→ JOB
Count the lines in the records below that contain the string "band", and reply with the number alone.

◆ ◆ ◆

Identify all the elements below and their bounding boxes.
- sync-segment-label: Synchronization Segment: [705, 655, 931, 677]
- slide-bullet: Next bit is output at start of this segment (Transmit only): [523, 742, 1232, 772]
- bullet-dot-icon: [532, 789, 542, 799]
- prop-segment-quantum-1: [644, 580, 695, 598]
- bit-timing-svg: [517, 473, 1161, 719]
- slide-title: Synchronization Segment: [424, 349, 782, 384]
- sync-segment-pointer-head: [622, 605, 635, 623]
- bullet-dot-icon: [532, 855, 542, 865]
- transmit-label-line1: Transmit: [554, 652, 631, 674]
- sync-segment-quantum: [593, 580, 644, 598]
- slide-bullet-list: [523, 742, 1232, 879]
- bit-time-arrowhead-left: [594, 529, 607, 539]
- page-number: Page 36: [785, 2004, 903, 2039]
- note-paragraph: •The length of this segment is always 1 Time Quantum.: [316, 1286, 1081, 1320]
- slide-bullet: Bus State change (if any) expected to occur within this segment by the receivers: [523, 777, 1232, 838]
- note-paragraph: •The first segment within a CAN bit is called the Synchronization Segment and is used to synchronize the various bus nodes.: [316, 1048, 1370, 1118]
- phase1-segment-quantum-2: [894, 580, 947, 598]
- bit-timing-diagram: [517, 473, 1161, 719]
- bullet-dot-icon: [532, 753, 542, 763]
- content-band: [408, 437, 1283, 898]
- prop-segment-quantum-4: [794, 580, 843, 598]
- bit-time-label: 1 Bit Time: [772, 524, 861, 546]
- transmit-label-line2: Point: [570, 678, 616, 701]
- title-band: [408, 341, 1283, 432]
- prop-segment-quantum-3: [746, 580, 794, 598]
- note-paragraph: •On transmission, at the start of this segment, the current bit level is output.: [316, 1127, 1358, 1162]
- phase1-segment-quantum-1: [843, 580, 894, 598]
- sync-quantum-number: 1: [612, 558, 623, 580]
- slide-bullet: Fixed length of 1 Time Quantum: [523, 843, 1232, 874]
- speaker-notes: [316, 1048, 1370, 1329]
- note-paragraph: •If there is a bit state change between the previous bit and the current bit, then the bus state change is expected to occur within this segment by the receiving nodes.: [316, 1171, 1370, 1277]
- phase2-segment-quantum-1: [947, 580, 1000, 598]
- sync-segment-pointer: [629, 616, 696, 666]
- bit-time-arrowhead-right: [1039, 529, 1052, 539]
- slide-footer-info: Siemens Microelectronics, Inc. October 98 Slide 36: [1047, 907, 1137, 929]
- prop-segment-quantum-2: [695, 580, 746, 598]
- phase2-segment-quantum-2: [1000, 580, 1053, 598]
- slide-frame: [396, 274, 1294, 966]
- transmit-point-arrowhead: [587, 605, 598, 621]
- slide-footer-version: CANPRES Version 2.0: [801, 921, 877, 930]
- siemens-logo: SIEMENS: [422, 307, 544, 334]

◆ ◆ ◆

→ OUTPUT FOR THIS EXERCISE
2